BEGIN Records supplied

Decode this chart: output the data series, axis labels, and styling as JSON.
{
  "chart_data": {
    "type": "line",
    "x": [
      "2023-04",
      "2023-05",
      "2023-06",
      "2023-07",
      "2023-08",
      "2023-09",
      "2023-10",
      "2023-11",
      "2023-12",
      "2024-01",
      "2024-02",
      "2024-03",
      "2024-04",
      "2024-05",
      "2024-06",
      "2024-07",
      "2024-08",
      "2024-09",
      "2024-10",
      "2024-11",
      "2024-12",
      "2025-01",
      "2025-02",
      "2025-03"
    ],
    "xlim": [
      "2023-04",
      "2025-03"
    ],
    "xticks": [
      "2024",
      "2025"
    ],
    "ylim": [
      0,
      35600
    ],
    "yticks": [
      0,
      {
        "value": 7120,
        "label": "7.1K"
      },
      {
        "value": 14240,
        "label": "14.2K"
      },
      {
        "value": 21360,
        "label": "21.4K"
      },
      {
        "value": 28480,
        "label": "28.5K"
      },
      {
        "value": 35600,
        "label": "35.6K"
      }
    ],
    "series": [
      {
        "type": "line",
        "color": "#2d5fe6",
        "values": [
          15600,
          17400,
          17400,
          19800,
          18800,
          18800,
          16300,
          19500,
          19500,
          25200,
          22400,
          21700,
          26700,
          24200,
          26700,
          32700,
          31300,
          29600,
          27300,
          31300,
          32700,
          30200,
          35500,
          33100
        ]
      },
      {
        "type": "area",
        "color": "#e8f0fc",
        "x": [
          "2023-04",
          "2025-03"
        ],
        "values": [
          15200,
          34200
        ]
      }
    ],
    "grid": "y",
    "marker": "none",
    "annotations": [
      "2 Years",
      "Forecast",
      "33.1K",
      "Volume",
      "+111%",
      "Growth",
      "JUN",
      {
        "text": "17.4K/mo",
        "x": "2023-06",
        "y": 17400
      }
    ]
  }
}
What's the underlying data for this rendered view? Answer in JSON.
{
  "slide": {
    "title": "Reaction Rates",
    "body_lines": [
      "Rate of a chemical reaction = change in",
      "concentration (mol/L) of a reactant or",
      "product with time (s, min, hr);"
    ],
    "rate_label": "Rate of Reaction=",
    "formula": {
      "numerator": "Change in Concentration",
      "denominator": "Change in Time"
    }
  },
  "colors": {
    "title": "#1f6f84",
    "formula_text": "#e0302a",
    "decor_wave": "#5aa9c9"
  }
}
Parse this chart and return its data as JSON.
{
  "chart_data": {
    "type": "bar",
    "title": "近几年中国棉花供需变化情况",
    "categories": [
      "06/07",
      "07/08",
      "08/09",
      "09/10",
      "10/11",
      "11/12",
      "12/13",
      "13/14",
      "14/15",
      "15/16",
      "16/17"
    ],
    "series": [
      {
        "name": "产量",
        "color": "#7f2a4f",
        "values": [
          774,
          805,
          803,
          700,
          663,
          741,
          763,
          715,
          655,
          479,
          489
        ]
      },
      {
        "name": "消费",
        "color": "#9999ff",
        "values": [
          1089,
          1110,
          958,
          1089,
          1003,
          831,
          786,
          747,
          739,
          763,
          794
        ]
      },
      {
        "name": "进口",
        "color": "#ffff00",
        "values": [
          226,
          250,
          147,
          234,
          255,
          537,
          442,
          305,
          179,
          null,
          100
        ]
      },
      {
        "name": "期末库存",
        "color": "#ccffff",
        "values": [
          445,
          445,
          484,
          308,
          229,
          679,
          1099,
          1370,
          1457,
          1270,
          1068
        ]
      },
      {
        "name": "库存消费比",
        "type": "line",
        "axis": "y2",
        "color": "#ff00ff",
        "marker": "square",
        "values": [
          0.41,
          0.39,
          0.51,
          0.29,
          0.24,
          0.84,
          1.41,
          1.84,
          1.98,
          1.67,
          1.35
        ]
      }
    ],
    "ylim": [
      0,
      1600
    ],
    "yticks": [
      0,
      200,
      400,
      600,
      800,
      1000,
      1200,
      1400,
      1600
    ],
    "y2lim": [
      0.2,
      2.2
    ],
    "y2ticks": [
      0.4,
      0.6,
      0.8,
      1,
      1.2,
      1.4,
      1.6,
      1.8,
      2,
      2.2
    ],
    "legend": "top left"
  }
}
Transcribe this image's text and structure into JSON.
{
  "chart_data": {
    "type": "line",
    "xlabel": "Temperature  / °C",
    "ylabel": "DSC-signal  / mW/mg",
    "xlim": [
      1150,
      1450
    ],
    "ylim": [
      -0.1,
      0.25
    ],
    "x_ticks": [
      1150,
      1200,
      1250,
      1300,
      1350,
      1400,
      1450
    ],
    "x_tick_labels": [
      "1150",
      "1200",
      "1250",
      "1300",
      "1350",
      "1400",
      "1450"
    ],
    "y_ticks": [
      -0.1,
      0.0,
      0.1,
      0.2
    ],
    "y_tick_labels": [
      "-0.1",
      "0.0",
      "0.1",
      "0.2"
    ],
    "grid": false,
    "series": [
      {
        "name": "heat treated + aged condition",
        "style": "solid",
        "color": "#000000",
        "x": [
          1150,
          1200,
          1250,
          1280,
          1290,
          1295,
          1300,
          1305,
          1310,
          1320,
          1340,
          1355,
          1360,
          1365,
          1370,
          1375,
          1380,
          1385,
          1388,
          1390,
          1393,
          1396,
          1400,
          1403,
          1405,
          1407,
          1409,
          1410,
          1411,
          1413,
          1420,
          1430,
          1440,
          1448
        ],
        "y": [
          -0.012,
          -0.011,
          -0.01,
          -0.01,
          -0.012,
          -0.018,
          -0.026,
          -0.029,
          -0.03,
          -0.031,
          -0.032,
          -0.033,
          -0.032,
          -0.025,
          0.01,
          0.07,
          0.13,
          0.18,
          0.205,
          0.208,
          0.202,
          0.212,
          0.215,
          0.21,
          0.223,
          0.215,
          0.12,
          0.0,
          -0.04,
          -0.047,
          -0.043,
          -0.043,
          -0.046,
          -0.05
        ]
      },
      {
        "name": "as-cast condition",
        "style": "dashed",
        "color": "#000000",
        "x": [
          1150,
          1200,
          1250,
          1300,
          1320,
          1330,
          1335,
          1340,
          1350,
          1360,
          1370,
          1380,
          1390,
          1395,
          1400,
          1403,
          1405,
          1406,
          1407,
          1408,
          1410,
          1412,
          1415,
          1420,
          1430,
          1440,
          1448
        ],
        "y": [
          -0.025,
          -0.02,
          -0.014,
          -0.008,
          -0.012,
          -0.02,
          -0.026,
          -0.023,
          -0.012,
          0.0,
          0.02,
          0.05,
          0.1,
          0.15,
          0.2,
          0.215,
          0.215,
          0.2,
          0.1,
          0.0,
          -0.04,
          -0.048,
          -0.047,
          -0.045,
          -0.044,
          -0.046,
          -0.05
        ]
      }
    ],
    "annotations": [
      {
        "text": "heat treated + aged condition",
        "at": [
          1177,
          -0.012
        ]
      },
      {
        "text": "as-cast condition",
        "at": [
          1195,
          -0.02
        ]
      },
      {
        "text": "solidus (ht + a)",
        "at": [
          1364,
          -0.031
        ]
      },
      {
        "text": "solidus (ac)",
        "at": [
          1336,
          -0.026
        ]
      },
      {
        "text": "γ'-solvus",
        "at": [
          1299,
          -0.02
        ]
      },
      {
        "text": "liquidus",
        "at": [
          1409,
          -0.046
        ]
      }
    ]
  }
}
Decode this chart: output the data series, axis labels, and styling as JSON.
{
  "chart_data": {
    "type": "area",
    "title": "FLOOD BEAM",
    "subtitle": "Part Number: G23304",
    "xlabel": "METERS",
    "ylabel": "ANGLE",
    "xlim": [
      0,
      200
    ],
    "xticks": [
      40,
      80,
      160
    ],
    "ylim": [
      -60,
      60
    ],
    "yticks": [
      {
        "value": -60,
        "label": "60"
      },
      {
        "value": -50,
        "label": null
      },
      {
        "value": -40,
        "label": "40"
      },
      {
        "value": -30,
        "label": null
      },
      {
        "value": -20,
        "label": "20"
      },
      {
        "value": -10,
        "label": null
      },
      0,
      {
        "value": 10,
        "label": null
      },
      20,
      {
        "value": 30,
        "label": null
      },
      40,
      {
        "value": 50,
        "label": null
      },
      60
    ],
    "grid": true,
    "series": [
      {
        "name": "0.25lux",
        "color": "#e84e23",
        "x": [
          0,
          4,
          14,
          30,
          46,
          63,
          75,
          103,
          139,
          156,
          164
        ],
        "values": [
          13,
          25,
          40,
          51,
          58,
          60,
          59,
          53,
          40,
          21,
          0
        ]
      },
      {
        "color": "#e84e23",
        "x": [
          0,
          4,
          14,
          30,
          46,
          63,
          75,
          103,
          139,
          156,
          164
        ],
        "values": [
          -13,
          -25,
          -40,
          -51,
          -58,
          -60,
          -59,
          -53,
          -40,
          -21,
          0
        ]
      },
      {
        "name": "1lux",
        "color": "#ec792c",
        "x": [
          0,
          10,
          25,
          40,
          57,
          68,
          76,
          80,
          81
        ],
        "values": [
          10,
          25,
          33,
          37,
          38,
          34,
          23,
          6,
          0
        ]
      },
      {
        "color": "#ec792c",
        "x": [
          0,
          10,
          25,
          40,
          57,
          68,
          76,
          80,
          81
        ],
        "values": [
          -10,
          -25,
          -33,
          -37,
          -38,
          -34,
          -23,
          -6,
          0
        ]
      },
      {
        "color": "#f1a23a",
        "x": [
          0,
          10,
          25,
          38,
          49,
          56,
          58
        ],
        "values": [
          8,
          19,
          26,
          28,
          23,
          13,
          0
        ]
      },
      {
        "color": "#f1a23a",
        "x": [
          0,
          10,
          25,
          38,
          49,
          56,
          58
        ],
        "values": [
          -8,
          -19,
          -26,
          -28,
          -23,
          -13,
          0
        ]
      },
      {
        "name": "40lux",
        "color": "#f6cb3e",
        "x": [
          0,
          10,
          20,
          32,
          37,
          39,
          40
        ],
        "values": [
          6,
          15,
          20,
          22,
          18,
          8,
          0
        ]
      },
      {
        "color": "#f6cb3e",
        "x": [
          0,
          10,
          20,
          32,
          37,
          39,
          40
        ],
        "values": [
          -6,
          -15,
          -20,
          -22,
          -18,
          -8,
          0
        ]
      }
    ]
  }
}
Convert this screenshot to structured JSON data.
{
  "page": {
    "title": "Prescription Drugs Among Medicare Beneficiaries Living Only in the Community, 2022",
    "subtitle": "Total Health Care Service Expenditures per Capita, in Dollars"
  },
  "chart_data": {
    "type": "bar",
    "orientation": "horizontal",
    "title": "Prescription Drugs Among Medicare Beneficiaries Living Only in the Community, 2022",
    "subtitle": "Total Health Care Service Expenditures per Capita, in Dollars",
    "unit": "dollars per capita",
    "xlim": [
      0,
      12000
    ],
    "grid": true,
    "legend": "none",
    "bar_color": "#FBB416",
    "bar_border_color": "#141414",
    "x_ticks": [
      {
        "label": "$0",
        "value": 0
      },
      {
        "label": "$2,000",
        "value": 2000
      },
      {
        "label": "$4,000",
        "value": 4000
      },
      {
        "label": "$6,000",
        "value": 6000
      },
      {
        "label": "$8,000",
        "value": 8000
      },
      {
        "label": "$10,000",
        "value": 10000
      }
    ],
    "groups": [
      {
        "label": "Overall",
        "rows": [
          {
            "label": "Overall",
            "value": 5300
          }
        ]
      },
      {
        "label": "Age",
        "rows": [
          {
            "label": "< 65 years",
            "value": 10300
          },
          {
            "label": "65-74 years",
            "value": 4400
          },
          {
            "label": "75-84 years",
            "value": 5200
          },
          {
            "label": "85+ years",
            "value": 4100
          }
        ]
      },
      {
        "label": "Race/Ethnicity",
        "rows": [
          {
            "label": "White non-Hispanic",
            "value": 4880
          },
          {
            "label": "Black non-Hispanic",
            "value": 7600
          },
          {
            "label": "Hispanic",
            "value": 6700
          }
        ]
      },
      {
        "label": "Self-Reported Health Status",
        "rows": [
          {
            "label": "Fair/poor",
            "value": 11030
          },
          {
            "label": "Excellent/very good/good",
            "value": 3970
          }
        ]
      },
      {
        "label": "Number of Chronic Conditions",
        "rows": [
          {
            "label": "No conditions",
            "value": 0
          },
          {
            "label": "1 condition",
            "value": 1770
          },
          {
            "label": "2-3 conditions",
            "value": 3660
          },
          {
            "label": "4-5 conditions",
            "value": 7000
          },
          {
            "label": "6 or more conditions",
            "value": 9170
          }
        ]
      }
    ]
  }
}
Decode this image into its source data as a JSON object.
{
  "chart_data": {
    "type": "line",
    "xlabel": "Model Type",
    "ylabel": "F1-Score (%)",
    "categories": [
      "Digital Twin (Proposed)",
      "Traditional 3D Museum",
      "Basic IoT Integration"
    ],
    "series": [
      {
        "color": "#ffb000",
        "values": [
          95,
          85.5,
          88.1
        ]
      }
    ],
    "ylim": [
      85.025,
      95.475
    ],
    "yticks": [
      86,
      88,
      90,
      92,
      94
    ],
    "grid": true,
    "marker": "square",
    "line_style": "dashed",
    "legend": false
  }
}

END Records supplied

Repeat, with no changes, each line from the one with "Decode this image" to the end of the listing, including both ends and nothing else.

Decode this image into its source data as a JSON object.
{
  "chart_data": {
    "type": "line",
    "xlabel": "Model Type",
    "ylabel": "F1-Score (%)",
    "categories": [
      "Digital Twin (Proposed)",
      "Traditional 3D Museum",
      "Basic IoT Integration"
    ],
    "series": [
      {
        "color": "#ffb000",
        "values": [
          95,
          85.5,
          88.1
        ]
      }
    ],
    "ylim": [
      85.025,
      95.475
    ],
    "yticks": [
      86,
      88,
      90,
      92,
      94
    ],
    "grid": true,
    "marker": "square",
    "line_style": "dashed",
    "legend": false
  }
}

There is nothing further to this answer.